TASK DESCRIPTION
Look through the records below, and copy out every line that holds the string "Compute".

Begin MATERIAL

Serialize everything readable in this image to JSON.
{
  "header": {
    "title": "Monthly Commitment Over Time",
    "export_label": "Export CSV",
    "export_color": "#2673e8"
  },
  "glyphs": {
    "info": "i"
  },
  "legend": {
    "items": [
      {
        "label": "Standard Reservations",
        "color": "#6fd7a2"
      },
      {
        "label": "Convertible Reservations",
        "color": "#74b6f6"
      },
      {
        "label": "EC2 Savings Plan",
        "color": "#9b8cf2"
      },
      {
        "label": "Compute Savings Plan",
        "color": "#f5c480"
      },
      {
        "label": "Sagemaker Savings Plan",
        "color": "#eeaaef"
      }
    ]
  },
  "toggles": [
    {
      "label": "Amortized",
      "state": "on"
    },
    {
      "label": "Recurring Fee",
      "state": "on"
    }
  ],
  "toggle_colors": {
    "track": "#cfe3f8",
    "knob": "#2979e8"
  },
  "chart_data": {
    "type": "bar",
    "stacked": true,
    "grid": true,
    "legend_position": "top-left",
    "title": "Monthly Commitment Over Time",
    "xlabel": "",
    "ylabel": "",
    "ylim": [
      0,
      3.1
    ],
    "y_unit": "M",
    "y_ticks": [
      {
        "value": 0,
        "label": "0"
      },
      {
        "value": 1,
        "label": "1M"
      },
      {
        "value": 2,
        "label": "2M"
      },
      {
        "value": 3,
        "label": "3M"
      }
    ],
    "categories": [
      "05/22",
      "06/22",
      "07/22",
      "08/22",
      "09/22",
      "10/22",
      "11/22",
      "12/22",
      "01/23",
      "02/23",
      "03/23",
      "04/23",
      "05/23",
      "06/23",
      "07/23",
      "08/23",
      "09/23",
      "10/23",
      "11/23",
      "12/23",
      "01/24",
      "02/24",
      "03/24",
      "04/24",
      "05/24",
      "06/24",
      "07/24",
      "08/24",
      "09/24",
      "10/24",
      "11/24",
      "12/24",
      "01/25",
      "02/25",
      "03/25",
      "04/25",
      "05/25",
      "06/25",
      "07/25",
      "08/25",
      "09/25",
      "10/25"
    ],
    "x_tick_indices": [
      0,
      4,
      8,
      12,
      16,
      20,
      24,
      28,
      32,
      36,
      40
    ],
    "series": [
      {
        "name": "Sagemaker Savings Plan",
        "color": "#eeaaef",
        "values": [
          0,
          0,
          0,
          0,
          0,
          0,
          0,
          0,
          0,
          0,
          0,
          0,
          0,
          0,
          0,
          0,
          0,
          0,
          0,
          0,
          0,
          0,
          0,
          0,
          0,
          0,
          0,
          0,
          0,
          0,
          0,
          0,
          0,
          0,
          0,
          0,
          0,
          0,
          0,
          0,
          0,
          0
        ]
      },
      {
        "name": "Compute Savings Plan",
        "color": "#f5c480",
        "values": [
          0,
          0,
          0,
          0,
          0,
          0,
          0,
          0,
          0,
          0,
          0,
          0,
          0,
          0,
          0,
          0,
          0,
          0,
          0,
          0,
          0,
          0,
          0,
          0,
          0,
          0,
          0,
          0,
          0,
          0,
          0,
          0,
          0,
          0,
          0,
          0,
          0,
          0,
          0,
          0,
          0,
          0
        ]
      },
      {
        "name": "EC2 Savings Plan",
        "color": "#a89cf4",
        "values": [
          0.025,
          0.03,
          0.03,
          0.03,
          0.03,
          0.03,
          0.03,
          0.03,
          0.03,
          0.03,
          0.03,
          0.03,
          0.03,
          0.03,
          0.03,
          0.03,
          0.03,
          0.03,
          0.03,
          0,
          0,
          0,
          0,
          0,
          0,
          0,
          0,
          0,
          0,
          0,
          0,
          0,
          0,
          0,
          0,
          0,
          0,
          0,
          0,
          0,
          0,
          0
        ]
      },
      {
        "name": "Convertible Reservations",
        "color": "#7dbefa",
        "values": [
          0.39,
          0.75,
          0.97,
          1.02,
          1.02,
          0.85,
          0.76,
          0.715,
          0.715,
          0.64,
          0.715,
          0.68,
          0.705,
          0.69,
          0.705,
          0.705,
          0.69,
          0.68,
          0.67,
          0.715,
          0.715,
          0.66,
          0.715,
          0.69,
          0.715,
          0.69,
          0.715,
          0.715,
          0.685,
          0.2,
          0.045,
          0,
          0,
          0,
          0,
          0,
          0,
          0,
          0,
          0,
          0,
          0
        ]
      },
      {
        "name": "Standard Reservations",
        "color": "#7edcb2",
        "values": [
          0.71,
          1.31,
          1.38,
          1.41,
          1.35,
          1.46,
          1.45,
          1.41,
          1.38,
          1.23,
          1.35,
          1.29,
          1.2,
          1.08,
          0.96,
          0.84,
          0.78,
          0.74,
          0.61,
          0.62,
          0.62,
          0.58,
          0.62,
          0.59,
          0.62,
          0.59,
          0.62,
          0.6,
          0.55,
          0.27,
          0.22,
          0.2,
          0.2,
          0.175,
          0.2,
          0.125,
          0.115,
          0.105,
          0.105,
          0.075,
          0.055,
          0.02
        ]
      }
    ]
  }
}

End MATERIAL
Begin MATERIAL

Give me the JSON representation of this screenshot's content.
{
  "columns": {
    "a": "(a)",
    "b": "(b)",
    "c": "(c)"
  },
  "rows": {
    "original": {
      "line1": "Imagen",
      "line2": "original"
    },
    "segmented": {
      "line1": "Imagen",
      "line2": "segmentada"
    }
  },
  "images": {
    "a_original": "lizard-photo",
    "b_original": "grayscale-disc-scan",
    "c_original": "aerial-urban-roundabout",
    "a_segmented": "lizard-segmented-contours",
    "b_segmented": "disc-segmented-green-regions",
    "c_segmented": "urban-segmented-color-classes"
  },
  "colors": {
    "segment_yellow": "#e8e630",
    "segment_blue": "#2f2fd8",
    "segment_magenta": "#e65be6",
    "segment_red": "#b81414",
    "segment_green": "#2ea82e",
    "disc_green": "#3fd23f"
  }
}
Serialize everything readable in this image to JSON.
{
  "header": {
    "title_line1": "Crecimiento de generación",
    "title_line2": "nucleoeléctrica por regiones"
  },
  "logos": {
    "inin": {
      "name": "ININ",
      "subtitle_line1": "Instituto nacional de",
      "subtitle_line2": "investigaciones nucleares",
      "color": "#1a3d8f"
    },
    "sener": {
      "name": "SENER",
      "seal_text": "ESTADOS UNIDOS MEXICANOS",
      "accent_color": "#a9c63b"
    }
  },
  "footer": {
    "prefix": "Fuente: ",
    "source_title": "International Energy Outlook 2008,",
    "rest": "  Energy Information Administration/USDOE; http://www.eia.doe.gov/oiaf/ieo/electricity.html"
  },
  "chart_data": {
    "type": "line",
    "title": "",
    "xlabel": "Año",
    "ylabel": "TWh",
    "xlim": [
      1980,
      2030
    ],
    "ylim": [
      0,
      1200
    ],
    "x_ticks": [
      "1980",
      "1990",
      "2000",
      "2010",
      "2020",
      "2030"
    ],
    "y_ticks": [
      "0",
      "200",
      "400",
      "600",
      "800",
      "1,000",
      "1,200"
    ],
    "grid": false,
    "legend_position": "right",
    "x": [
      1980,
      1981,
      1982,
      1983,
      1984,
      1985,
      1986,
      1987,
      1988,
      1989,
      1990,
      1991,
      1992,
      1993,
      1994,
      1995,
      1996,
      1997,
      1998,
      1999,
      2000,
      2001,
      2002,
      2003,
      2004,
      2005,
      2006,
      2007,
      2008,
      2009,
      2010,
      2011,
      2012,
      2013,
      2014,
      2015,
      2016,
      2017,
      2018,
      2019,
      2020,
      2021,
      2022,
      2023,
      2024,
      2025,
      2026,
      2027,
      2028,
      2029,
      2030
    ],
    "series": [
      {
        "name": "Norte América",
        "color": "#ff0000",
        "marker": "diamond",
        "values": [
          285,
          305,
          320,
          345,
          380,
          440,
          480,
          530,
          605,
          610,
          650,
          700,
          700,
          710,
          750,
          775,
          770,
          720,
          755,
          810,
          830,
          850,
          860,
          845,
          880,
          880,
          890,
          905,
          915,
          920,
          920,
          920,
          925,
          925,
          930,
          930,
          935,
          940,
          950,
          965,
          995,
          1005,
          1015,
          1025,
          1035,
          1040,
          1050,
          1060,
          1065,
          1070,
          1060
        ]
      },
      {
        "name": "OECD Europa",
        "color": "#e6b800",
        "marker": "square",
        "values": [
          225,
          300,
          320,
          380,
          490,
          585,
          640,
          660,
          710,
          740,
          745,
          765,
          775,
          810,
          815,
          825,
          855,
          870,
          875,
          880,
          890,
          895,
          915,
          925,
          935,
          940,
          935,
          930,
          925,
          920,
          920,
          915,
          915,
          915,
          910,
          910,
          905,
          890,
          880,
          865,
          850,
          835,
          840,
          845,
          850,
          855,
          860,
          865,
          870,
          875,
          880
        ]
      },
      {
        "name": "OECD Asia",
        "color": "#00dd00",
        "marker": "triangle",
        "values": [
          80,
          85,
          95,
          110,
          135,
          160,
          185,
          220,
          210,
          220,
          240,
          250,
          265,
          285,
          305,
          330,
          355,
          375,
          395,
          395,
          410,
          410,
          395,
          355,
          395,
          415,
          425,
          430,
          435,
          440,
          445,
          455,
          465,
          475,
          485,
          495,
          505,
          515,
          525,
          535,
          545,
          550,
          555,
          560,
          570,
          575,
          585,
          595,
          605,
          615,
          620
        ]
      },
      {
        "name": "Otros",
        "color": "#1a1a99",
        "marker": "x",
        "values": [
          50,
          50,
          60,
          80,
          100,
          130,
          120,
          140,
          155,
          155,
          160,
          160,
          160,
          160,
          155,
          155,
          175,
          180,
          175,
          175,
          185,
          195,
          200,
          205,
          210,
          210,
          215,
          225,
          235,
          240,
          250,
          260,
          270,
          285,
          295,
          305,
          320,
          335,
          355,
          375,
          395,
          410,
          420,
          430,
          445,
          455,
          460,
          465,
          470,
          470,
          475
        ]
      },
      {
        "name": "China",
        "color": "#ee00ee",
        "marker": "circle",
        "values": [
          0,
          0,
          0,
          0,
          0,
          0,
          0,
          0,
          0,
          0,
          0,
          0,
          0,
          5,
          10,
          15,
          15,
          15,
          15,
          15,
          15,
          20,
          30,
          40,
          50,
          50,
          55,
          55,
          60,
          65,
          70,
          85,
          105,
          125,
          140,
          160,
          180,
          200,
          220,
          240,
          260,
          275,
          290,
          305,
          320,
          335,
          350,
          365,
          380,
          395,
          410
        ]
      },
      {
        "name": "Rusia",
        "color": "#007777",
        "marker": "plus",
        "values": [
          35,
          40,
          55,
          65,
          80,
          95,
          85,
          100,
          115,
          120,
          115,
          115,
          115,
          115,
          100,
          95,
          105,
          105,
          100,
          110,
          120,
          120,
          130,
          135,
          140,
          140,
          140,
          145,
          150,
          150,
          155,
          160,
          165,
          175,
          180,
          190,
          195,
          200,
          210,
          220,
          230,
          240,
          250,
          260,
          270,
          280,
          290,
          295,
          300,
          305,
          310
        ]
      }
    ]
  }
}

End MATERIAL

OUTPUT OF THE EXERCISE
        "label": "Compute Savings Plan",
        "name": "Compute Savings Plan",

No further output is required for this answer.